Goal:
Extract every line of the material that holds the string "accent".

(Dataset records)
▼

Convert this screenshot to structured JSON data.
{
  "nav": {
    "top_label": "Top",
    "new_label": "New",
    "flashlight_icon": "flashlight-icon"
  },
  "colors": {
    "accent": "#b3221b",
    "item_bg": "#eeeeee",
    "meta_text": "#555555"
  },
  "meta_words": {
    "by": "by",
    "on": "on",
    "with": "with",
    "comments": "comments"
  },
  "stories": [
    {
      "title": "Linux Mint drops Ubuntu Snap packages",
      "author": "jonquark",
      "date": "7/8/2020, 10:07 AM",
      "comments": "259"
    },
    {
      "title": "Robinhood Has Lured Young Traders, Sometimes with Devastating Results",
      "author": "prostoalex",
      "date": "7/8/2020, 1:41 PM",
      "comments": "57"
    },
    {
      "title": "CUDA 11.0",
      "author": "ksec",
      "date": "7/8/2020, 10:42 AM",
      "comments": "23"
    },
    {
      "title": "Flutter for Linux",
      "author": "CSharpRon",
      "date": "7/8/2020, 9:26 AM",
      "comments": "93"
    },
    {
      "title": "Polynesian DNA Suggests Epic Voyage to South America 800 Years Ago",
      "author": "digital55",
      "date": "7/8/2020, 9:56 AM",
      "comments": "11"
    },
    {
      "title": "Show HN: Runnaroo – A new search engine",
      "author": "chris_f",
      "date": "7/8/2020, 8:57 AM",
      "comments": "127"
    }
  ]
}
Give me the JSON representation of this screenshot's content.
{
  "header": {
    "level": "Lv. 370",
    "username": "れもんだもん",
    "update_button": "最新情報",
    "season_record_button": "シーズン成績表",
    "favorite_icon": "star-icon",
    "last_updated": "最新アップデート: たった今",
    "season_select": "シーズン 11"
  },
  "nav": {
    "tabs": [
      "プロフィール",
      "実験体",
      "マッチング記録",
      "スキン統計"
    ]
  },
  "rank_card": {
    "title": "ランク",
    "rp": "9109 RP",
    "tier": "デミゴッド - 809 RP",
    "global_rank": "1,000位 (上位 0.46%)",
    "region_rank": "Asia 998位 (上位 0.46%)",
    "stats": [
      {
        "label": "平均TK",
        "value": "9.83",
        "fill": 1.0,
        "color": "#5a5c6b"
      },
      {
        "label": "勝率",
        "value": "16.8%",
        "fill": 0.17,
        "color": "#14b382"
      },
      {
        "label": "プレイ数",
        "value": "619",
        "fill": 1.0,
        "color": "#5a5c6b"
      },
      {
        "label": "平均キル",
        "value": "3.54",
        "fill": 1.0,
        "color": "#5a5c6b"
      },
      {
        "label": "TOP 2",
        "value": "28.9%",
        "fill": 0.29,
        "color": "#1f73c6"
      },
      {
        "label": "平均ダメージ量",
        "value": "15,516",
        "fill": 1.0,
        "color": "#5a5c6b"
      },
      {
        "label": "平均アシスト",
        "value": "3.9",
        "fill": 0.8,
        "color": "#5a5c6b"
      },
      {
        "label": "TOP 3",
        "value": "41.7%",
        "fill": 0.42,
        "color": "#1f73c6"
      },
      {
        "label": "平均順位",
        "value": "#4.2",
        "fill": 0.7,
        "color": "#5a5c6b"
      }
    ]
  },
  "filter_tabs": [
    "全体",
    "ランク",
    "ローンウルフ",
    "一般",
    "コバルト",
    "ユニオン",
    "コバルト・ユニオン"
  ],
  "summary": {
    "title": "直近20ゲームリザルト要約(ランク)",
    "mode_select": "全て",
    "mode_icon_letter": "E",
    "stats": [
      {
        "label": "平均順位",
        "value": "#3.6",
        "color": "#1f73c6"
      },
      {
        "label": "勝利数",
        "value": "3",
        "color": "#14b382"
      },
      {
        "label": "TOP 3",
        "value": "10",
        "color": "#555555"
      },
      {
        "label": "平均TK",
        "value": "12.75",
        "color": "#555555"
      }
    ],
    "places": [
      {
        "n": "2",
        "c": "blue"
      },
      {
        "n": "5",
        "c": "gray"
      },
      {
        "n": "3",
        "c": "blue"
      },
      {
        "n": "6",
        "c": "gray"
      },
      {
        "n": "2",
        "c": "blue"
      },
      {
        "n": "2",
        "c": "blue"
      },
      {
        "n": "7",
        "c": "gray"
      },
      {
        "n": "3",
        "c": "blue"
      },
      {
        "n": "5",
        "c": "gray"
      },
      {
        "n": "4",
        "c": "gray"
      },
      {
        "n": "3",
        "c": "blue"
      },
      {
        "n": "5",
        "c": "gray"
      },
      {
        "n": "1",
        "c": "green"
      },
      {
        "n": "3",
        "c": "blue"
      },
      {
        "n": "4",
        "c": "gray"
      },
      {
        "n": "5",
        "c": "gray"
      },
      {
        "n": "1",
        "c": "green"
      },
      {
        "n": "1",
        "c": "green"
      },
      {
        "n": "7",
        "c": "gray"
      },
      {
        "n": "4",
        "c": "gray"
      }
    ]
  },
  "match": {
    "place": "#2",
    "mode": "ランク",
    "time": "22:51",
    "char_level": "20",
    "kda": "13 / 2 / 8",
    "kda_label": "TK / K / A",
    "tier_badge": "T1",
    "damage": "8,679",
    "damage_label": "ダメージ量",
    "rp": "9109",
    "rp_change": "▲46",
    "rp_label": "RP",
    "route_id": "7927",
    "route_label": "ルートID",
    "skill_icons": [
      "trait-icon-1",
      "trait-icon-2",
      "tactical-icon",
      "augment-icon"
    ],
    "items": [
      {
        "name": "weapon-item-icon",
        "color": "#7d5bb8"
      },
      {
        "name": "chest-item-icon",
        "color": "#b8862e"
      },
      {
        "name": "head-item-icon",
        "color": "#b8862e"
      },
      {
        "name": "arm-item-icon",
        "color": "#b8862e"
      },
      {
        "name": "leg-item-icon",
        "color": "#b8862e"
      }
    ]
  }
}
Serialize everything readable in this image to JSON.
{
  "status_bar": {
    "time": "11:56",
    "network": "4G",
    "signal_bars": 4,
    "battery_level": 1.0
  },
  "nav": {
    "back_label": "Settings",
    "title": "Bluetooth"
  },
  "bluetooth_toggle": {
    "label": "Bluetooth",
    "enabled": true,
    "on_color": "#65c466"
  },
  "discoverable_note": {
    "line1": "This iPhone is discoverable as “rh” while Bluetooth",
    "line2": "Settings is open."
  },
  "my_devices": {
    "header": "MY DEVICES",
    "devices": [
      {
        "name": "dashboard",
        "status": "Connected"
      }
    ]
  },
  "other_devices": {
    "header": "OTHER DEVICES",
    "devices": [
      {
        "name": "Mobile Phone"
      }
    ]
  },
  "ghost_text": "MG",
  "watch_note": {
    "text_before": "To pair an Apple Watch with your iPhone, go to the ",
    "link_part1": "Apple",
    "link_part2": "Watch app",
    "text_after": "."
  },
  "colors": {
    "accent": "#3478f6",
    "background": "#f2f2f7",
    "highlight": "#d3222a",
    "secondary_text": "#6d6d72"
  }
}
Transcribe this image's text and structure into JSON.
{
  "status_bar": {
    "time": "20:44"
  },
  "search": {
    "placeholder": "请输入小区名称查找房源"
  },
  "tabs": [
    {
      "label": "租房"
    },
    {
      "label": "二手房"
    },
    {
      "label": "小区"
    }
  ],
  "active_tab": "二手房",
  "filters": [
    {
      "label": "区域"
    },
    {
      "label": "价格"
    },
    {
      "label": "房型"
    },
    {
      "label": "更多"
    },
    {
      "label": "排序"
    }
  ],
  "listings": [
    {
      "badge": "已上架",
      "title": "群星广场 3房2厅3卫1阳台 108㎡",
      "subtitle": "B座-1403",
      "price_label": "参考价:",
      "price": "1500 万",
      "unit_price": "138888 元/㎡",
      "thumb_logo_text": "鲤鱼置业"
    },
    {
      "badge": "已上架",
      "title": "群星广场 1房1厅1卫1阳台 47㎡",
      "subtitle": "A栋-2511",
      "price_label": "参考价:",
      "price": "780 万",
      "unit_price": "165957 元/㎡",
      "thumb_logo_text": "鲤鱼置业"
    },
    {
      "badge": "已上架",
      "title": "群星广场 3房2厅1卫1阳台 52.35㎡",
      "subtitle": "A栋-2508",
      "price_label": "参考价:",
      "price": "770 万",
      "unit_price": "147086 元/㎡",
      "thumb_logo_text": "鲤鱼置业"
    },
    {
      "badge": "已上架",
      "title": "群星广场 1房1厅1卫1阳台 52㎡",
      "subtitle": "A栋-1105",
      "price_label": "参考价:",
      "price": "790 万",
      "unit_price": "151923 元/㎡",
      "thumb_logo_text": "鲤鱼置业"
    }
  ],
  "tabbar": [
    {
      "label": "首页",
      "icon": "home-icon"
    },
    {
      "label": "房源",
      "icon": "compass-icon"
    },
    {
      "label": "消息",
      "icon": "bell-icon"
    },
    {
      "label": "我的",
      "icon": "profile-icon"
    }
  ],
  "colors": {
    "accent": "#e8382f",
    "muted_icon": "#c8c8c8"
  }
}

▲

Complete output:
    "accent": "#b3221b",
    "accent": "#3478f6",
    "accent": "#e8382f",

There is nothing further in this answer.